# Written problem
Repeat the whole listing below, word for word.

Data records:

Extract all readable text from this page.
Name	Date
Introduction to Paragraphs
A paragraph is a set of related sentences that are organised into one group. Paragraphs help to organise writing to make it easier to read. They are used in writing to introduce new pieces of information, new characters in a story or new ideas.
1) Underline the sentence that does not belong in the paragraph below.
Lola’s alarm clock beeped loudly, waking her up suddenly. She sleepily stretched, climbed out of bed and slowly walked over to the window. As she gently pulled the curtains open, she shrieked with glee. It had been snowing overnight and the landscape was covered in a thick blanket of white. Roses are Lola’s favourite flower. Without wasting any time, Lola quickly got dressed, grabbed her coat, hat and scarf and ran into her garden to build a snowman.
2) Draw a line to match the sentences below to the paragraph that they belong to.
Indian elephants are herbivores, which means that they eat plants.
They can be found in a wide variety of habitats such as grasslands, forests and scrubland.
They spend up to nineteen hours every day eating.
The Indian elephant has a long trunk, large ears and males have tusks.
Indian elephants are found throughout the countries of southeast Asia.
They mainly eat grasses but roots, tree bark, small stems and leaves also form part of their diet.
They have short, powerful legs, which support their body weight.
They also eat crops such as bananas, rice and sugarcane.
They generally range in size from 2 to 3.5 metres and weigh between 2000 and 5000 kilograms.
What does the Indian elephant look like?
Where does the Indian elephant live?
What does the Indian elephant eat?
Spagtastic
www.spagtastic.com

# Solution below
Extract all readable text from this page.
Name	Date
Introduction to Paragraphs
A paragraph is a set of related sentences that are organised into one group. Paragraphs help to organise writing to make it easier to read. They are used in writing to introduce new pieces of information, new characters in a story or new ideas.
1) Underline the sentence that does not belong in the paragraph below.
Lola’s alarm clock beeped loudly, waking her up suddenly. She sleepily stretched, climbed out of bed and slowly walked over to the window. As she gently pulled the curtains open, she shrieked with glee. It had been snowing overnight and the landscape was covered in a thick blanket of white. Roses are Lola’s favourite flower. Without wasting any time, Lola quickly got dressed, grabbed her coat, hat and scarf and ran into her garden to build a snowman.
2) Draw a line to match the sentences below to the paragraph that they belong to.
Indian elephants are herbivores, which means that they eat plants.
They can be found in a wide variety of habitats such as grasslands, forests and scrubland.
They spend up to nineteen hours every day eating.
The Indian elephant has a long trunk, large ears and males have tusks.
Indian elephants are found throughout the countries of southeast Asia.
They mainly eat grasses but roots, tree bark, small stems and leaves also form part of their diet.
They have short, powerful legs, which support their body weight.
They also eat crops such as bananas, rice and sugarcane.
They generally range in size from 2 to 3.5 metres and weigh between 2000 and 5000 kilograms.
What does the Indian elephant look like?
Where does the Indian elephant live?
What does the Indian elephant eat?
Spagtastic
www.spagtastic.com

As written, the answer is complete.